STORED ROWS ->
[start]
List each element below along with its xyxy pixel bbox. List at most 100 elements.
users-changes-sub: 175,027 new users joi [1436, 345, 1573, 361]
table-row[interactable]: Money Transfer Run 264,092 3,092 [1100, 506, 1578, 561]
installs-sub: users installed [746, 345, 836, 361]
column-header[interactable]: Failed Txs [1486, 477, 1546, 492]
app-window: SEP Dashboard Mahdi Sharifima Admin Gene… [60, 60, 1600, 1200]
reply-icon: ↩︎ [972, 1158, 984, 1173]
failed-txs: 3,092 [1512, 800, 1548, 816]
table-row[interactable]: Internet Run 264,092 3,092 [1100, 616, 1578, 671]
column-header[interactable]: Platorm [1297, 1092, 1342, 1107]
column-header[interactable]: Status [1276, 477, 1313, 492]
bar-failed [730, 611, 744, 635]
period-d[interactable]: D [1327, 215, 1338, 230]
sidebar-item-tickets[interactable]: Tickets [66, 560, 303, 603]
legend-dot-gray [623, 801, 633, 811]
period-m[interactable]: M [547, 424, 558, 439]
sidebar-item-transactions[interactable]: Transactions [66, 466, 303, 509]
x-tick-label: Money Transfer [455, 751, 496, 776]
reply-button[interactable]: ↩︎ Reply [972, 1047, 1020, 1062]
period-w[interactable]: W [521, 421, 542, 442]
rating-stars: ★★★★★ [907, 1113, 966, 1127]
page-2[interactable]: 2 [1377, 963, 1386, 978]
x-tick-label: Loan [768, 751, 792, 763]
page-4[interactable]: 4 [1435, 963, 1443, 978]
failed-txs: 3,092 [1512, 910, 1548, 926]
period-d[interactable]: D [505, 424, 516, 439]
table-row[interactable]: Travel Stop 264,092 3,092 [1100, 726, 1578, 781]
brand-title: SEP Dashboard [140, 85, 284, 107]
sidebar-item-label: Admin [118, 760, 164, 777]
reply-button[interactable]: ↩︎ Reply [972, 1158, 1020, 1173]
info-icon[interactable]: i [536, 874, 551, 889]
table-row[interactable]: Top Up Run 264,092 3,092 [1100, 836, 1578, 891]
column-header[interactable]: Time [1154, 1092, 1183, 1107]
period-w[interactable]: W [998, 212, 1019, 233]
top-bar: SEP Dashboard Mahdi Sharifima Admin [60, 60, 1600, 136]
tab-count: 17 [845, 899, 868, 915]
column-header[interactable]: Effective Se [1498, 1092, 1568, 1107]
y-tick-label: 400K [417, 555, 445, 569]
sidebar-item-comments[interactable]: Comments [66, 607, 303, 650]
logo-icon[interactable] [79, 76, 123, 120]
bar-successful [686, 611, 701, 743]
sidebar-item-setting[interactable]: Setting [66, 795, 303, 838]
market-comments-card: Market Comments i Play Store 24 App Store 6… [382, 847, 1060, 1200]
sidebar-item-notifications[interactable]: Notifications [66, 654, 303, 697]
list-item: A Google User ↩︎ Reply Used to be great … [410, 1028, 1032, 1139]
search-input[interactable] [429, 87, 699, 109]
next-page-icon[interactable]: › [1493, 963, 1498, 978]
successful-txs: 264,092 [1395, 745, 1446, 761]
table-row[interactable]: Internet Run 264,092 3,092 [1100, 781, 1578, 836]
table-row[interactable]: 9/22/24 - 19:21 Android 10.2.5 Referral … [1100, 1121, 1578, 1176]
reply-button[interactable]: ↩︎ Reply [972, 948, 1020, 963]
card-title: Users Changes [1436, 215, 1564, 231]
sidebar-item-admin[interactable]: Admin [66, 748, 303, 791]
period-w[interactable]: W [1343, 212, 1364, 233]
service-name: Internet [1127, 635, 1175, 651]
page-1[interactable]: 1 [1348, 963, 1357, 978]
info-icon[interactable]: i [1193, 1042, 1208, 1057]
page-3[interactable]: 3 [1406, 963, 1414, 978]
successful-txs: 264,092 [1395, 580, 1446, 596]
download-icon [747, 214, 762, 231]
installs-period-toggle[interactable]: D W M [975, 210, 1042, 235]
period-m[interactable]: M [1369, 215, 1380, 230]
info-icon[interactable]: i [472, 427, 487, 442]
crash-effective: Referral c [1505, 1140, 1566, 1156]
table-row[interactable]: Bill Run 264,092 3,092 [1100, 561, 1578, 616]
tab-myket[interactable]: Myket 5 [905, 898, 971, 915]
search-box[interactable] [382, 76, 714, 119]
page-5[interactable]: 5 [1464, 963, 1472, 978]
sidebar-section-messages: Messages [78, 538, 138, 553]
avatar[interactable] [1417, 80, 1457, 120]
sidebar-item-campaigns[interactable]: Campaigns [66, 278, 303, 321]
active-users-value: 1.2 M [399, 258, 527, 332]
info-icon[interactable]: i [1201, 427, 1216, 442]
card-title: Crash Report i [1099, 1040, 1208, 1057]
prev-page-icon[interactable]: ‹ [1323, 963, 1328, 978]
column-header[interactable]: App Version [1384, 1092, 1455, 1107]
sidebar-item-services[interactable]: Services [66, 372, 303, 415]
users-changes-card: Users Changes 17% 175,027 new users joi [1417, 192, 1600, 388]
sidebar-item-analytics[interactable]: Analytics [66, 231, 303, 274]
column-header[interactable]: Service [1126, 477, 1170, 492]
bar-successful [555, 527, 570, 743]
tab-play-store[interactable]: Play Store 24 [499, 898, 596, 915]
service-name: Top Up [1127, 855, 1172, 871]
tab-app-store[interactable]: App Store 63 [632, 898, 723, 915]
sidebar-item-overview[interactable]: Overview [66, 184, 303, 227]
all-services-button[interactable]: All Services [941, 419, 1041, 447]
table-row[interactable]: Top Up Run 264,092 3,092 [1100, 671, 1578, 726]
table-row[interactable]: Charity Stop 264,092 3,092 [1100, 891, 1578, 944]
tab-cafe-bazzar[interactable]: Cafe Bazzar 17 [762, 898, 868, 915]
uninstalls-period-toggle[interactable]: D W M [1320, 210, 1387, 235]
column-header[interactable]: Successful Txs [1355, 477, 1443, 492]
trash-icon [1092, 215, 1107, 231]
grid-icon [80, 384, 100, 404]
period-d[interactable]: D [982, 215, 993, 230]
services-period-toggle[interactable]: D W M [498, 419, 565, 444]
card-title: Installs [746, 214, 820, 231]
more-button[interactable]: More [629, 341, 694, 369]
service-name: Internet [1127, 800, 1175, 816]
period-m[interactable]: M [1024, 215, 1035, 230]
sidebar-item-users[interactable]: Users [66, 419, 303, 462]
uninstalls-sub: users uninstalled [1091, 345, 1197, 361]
[end]
WORK TO DO ->
Convert the lines above into a JSON list of strings, one string per line, omitting any blank lines.

FULL RESPONSE ->
[
  "List each element below along with its xyxy pixel bbox. List at most 100 elements.",
  "users-changes-sub: 175,027 new users joi [1436, 345, 1573, 361]",
  "table-row[interactable]: Money Transfer Run 264,092 3,092 [1100, 506, 1578, 561]",
  "installs-sub: users installed [746, 345, 836, 361]",
  "column-header[interactable]: Failed Txs [1486, 477, 1546, 492]",
  "app-window: SEP Dashboard Mahdi Sharifima Admin Gene… [60, 60, 1600, 1200]",
  "reply-icon: ↩︎ [972, 1158, 984, 1173]",
  "failed-txs: 3,092 [1512, 800, 1548, 816]",
  "table-row[interactable]: Internet Run 264,092 3,092 [1100, 616, 1578, 671]",
  "column-header[interactable]: Platorm [1297, 1092, 1342, 1107]",
  "column-header[interactable]: Status [1276, 477, 1313, 492]",
  "bar-failed [730, 611, 744, 635]",
  "period-d[interactable]: D [1327, 215, 1338, 230]",
  "sidebar-item-tickets[interactable]: Tickets [66, 560, 303, 603]",
  "legend-dot-gray [623, 801, 633, 811]",
  "period-m[interactable]: M [547, 424, 558, 439]",
  "sidebar-item-transactions[interactable]: Transactions [66, 466, 303, 509]",
  "x-tick-label: Money Transfer [455, 751, 496, 776]",
  "reply-button[interactable]: ↩︎ Reply [972, 1047, 1020, 1062]",
  "period-w[interactable]: W [521, 421, 542, 442]",
  "rating-stars: ★★★★★ [907, 1113, 966, 1127]",
  "page-2[interactable]: 2 [1377, 963, 1386, 978]",
  "x-tick-label: Loan [768, 751, 792, 763]",
  "page-4[interactable]: 4 [1435, 963, 1443, 978]",
  "failed-txs: 3,092 [1512, 910, 1548, 926]",
  "period-d[interactable]: D [505, 424, 516, 439]",
  "table-row[interactable]: Travel Stop 264,092 3,092 [1100, 726, 1578, 781]",
  "brand-title: SEP Dashboard [140, 85, 284, 107]",
  "sidebar-item-label: Admin [118, 760, 164, 777]",
  "reply-button[interactable]: ↩︎ Reply [972, 1158, 1020, 1173]",
  "info-icon[interactable]: i [536, 874, 551, 889]",
  "table-row[interactable]: Top Up Run 264,092 3,092 [1100, 836, 1578, 891]",
  "column-header[interactable]: Time [1154, 1092, 1183, 1107]",
  "period-w[interactable]: W [998, 212, 1019, 233]",
  "top-bar: SEP Dashboard Mahdi Sharifima Admin [60, 60, 1600, 136]",
  "tab-count: 17 [845, 899, 868, 915]",
  "column-header[interactable]: Effective Se [1498, 1092, 1568, 1107]",
  "y-tick-label: 400K [417, 555, 445, 569]",
  "sidebar-item-comments[interactable]: Comments [66, 607, 303, 650]",
  "logo-icon[interactable] [79, 76, 123, 120]",
  "bar-successful [686, 611, 701, 743]",
  "sidebar-item-setting[interactable]: Setting [66, 795, 303, 838]",
  "market-comments-card: Market Comments i Play Store 24 App Store 6… [382, 847, 1060, 1200]",
  "sidebar-item-notifications[interactable]: Notifications [66, 654, 303, 697]",
  "list-item: A Google User ↩︎ Reply Used to be great … [410, 1028, 1032, 1139]",
  "search-input[interactable] [429, 87, 699, 109]",
  "next-page-icon[interactable]: › [1493, 963, 1498, 978]",
  "successful-txs: 264,092 [1395, 745, 1446, 761]",
  "table-row[interactable]: Internet Run 264,092 3,092 [1100, 781, 1578, 836]",
  "table-row[interactable]: 9/22/24 - 19:21 Android 10.2.5 Referral … [1100, 1121, 1578, 1176]",
  "reply-button[interactable]: ↩︎ Reply [972, 948, 1020, 963]",
  "card-title: Users Changes [1436, 215, 1564, 231]",
  "sidebar-item-admin[interactable]: Admin [66, 748, 303, 791]",
  "period-w[interactable]: W [1343, 212, 1364, 233]",
  "service-name: Internet [1127, 635, 1175, 651]",
  "page-1[interactable]: 1 [1348, 963, 1357, 978]",
  "info-icon[interactable]: i [1193, 1042, 1208, 1057]",
  "page-3[interactable]: 3 [1406, 963, 1414, 978]",
  "successful-txs: 264,092 [1395, 580, 1446, 596]",
  "download-icon [747, 214, 762, 231]",
  "installs-period-toggle[interactable]: D W M [975, 210, 1042, 235]",
  "period-m[interactable]: M [1369, 215, 1380, 230]",
  "info-icon[interactable]: i [472, 427, 487, 442]",
  "crash-effective: Referral c [1505, 1140, 1566, 1156]",
  "table-row[interactable]: Bill Run 264,092 3,092 [1100, 561, 1578, 616]",
  "tab-myket[interactable]: Myket 5 [905, 898, 971, 915]",
  "search-box[interactable] [382, 76, 714, 119]",
  "page-5[interactable]: 5 [1464, 963, 1472, 978]",
  "sidebar-section-messages: Messages [78, 538, 138, 553]",
  "avatar[interactable] [1417, 80, 1457, 120]",
  "sidebar-item-campaigns[interactable]: Campaigns [66, 278, 303, 321]",
  "active-users-value: 1.2 M [399, 258, 527, 332]",
  "info-icon[interactable]: i [1201, 427, 1216, 442]",
  "card-title: Crash Report i [1099, 1040, 1208, 1057]",
  "prev-page-icon[interactable]: ‹ [1323, 963, 1328, 978]",
  "column-header[interactable]: App Version [1384, 1092, 1455, 1107]",
  "sidebar-item-services[interactable]: Services [66, 372, 303, 415]",
  "users-changes-card: Users Changes 17% 175,027 new users joi [1417, 192, 1600, 388]",
  "sidebar-item-analytics[interactable]: Analytics [66, 231, 303, 274]",
  "column-header[interactable]: Service [1126, 477, 1170, 492]",
  "bar-successful [555, 527, 570, 743]",
  "tab-play-store[interactable]: Play Store 24 [499, 898, 596, 915]",
  "service-name: Top Up [1127, 855, 1172, 871]",
  "tab-app-store[interactable]: App Store 63 [632, 898, 723, 915]",
  "sidebar-item-overview[interactable]: Overview [66, 184, 303, 227]",
  "all-services-button[interactable]: All Services [941, 419, 1041, 447]",
  "table-row[interactable]: Top Up Run 264,092 3,092 [1100, 671, 1578, 726]",
  "table-row[interactable]: Charity Stop 264,092 3,092 [1100, 891, 1578, 944]",
  "tab-cafe-bazzar[interactable]: Cafe Bazzar 17 [762, 898, 868, 915]",
  "uninstalls-period-toggle[interactable]: D W M [1320, 210, 1387, 235]",
  "column-header[interactable]: Successful Txs [1355, 477, 1443, 492]",
  "trash-icon [1092, 215, 1107, 231]",
  "grid-icon [80, 384, 100, 404]",
  "period-d[interactable]: D [982, 215, 993, 230]",
  "services-period-toggle[interactable]: D W M [498, 419, 565, 444]",
  "card-title: Installs [746, 214, 820, 231]",
  "more-button[interactable]: More [629, 341, 694, 369]",
  "service-name: Internet [1127, 800, 1175, 816]",
  "period-m[interactable]: M [1024, 215, 1035, 230]",
  "sidebar-item-users[interactable]: Users [66, 419, 303, 462]",
  "uninstalls-sub: users uninstalled [1091, 345, 1197, 361]"
]